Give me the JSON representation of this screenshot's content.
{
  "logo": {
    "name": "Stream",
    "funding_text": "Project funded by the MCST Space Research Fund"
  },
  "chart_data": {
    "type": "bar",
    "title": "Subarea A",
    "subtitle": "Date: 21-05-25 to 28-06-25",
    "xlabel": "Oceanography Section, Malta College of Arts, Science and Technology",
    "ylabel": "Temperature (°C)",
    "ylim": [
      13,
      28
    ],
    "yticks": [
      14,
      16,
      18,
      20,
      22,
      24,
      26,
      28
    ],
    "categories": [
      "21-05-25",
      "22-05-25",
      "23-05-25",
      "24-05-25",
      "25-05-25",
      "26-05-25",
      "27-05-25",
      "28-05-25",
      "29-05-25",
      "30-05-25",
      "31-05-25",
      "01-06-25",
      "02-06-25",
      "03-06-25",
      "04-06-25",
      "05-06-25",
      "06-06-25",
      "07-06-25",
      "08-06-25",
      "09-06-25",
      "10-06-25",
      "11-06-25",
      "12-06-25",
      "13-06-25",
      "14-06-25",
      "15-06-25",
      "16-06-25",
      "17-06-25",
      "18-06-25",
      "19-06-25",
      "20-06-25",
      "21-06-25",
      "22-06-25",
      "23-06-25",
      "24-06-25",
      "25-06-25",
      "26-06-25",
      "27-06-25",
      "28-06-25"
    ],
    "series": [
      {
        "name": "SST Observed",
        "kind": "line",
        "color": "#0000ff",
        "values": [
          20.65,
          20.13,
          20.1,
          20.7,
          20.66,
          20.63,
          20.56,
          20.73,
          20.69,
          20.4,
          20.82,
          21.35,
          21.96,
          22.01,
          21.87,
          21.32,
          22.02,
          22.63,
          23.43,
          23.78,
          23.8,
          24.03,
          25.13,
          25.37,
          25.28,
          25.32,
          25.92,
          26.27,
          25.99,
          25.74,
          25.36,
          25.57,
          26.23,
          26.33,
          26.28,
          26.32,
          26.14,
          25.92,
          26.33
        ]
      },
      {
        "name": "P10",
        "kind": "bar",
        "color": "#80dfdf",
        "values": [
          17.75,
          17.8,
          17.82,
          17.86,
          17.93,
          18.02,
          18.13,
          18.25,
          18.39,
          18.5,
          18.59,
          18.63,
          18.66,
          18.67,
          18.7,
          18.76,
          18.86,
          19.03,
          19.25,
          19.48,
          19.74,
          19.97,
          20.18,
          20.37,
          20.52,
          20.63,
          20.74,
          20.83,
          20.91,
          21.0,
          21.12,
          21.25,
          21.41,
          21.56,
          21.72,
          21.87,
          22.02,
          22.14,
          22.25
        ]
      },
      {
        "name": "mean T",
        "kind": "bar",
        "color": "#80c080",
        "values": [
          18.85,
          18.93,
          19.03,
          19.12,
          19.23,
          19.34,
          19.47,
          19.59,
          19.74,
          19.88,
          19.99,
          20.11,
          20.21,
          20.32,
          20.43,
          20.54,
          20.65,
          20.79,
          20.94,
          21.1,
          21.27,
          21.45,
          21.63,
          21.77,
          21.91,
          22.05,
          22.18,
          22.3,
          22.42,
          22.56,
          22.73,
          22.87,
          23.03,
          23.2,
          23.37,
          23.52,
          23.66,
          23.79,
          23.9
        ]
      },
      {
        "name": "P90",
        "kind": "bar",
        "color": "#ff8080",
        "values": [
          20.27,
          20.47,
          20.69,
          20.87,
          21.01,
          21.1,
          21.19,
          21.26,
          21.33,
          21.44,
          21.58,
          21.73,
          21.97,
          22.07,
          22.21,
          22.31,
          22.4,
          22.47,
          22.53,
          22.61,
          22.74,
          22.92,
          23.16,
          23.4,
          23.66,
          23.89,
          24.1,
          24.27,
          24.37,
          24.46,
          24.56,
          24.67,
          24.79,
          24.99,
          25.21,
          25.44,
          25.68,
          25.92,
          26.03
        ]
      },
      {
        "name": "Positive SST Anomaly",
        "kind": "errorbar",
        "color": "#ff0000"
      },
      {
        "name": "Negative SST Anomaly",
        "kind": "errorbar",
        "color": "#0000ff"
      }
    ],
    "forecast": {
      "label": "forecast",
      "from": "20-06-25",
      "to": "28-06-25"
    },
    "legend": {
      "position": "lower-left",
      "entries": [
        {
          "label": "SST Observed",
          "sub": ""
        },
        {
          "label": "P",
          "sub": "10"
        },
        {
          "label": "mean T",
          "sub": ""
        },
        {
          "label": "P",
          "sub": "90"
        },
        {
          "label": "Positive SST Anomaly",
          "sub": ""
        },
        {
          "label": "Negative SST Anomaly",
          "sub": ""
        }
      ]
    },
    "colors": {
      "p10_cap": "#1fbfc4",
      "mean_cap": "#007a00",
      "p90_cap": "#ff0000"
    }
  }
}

══════════════════════════════

Write out all the data again, exactly as it appears.

Give me the JSON representation of this screenshot's content.
{
  "logo": {
    "name": "Stream",
    "funding_text": "Project funded by the MCST Space Research Fund"
  },
  "chart_data": {
    "type": "bar",
    "title": "Subarea A",
    "subtitle": "Date: 21-05-25 to 28-06-25",
    "xlabel": "Oceanography Section, Malta College of Arts, Science and Technology",
    "ylabel": "Temperature (°C)",
    "ylim": [
      13,
      28
    ],
    "yticks": [
      14,
      16,
      18,
      20,
      22,
      24,
      26,
      28
    ],
    "categories": [
      "21-05-25",
      "22-05-25",
      "23-05-25",
      "24-05-25",
      "25-05-25",
      "26-05-25",
      "27-05-25",
      "28-05-25",
      "29-05-25",
      "30-05-25",
      "31-05-25",
      "01-06-25",
      "02-06-25",
      "03-06-25",
      "04-06-25",
      "05-06-25",
      "06-06-25",
      "07-06-25",
      "08-06-25",
      "09-06-25",
      "10-06-25",
      "11-06-25",
      "12-06-25",
      "13-06-25",
      "14-06-25",
      "15-06-25",
      "16-06-25",
      "17-06-25",
      "18-06-25",
      "19-06-25",
      "20-06-25",
      "21-06-25",
      "22-06-25",
      "23-06-25",
      "24-06-25",
      "25-06-25",
      "26-06-25",
      "27-06-25",
      "28-06-25"
    ],
    "series": [
      {
        "name": "SST Observed",
        "kind": "line",
        "color": "#0000ff",
        "values": [
          20.65,
          20.13,
          20.1,
          20.7,
          20.66,
          20.63,
          20.56,
          20.73,
          20.69,
          20.4,
          20.82,
          21.35,
          21.96,
          22.01,
          21.87,
          21.32,
          22.02,
          22.63,
          23.43,
          23.78,
          23.8,
          24.03,
          25.13,
          25.37,
          25.28,
          25.32,
          25.92,
          26.27,
          25.99,
          25.74,
          25.36,
          25.57,
          26.23,
          26.33,
          26.28,
          26.32,
          26.14,
          25.92,
          26.33
        ]
      },
      {
        "name": "P10",
        "kind": "bar",
        "color": "#80dfdf",
        "values": [
          17.75,
          17.8,
          17.82,
          17.86,
          17.93,
          18.02,
          18.13,
          18.25,
          18.39,
          18.5,
          18.59,
          18.63,
          18.66,
          18.67,
          18.7,
          18.76,
          18.86,
          19.03,
          19.25,
          19.48,
          19.74,
          19.97,
          20.18,
          20.37,
          20.52,
          20.63,
          20.74,
          20.83,
          20.91,
          21.0,
          21.12,
          21.25,
          21.41,
          21.56,
          21.72,
          21.87,
          22.02,
          22.14,
          22.25
        ]
      },
      {
        "name": "mean T",
        "kind": "bar",
        "color": "#80c080",
        "values": [
          18.85,
          18.93,
          19.03,
          19.12,
          19.23,
          19.34,
          19.47,
          19.59,
          19.74,
          19.88,
          19.99,
          20.11,
          20.21,
          20.32,
          20.43,
          20.54,
          20.65,
          20.79,
          20.94,
          21.1,
          21.27,
          21.45,
          21.63,
          21.77,
          21.91,
          22.05,
          22.18,
          22.3,
          22.42,
          22.56,
          22.73,
          22.87,
          23.03,
          23.2,
          23.37,
          23.52,
          23.66,
          23.79,
          23.9
        ]
      },
      {
        "name": "P90",
        "kind": "bar",
        "color": "#ff8080",
        "values": [
          20.27,
          20.47,
          20.69,
          20.87,
          21.01,
          21.1,
          21.19,
          21.26,
          21.33,
          21.44,
          21.58,
          21.73,
          21.97,
          22.07,
          22.21,
          22.31,
          22.4,
          22.47,
          22.53,
          22.61,
          22.74,
          22.92,
          23.16,
          23.4,
          23.66,
          23.89,
          24.1,
          24.27,
          24.37,
          24.46,
          24.56,
          24.67,
          24.79,
          24.99,
          25.21,
          25.44,
          25.68,
          25.92,
          26.03
        ]
      },
      {
        "name": "Positive SST Anomaly",
        "kind": "errorbar",
        "color": "#ff0000"
      },
      {
        "name": "Negative SST Anomaly",
        "kind": "errorbar",
        "color": "#0000ff"
      }
    ],
    "forecast": {
      "label": "forecast",
      "from": "20-06-25",
      "to": "28-06-25"
    },
    "legend": {
      "position": "lower-left",
      "entries": [
        {
          "label": "SST Observed",
          "sub": ""
        },
        {
          "label": "P",
          "sub": "10"
        },
        {
          "label": "mean T",
          "sub": ""
        },
        {
          "label": "P",
          "sub": "90"
        },
        {
          "label": "Positive SST Anomaly",
          "sub": ""
        },
        {
          "label": "Negative SST Anomaly",
          "sub": ""
        }
      ]
    },
    "colors": {
      "p10_cap": "#1fbfc4",
      "mean_cap": "#007a00",
      "p90_cap": "#ff0000"
    }
  }
}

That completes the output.